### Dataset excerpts
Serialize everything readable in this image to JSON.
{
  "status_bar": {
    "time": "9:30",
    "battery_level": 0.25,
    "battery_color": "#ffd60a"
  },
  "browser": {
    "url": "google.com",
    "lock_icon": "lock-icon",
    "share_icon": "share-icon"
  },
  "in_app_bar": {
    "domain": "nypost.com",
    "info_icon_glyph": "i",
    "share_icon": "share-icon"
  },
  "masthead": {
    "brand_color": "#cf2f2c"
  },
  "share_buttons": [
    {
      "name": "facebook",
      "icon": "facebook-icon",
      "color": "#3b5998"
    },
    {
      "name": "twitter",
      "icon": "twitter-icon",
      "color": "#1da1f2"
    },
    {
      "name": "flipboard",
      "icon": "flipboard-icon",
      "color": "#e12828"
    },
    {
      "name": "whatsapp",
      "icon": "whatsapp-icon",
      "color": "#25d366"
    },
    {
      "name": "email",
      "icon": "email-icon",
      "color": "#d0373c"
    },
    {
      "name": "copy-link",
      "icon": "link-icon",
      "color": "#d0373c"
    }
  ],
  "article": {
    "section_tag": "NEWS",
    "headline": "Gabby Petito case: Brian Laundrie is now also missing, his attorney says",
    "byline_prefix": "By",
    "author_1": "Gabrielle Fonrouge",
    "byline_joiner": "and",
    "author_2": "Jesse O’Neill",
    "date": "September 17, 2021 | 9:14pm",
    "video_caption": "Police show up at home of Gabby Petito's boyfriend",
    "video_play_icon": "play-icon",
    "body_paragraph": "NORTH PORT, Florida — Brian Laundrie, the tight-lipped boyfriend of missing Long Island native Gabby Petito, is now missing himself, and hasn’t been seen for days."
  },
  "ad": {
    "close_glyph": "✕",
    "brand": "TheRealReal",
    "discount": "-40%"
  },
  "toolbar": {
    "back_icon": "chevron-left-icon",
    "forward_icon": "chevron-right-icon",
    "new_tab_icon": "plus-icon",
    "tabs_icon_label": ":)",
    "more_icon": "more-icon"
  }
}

### Task prompt
Pull out each line of the records holding the string "Laundrie".

### Exercise output
    "headline": "Gabby Petito case: Brian Laundrie is now also missing, his attorney says",
    "body_paragraph": "NORTH PORT, Florida — Brian Laundrie, the tight-lipped boyfriend of missing Long Island native Gabby Petito, is now missing himself, and hasn’t been seen for days."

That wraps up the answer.